[Stored data]
"""

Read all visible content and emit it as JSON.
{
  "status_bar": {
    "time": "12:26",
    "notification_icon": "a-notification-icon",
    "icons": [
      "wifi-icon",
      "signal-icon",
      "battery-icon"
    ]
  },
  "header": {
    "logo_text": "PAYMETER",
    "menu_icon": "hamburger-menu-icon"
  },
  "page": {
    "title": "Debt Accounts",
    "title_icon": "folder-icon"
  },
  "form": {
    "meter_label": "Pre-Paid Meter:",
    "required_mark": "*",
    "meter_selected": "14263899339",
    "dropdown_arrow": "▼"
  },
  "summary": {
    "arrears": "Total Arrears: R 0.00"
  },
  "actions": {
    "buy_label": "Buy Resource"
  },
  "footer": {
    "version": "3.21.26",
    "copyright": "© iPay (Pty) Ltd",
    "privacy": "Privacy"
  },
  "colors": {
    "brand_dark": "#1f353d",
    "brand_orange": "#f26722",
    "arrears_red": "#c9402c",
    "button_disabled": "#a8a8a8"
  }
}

"""

§ **Brief**
Reproduce the records above exactly as they appear.

§ **Response to this exercise**
Read all visible content and emit it as JSON.
{
  "status_bar": {
    "time": "12:26",
    "notification_icon": "a-notification-icon",
    "icons": [
      "wifi-icon",
      "signal-icon",
      "battery-icon"
    ]
  },
  "header": {
    "logo_text": "PAYMETER",
    "menu_icon": "hamburger-menu-icon"
  },
  "page": {
    "title": "Debt Accounts",
    "title_icon": "folder-icon"
  },
  "form": {
    "meter_label": "Pre-Paid Meter:",
    "required_mark": "*",
    "meter_selected": "14263899339",
    "dropdown_arrow": "▼"
  },
  "summary": {
    "arrears": "Total Arrears: R 0.00"
  },
  "actions": {
    "buy_label": "Buy Resource"
  },
  "footer": {
    "version": "3.21.26",
    "copyright": "© iPay (Pty) Ltd",
    "privacy": "Privacy"
  },
  "colors": {
    "brand_dark": "#1f353d",
    "brand_orange": "#f26722",
    "arrears_red": "#c9402c",
    "button_disabled": "#a8a8a8"
  }
}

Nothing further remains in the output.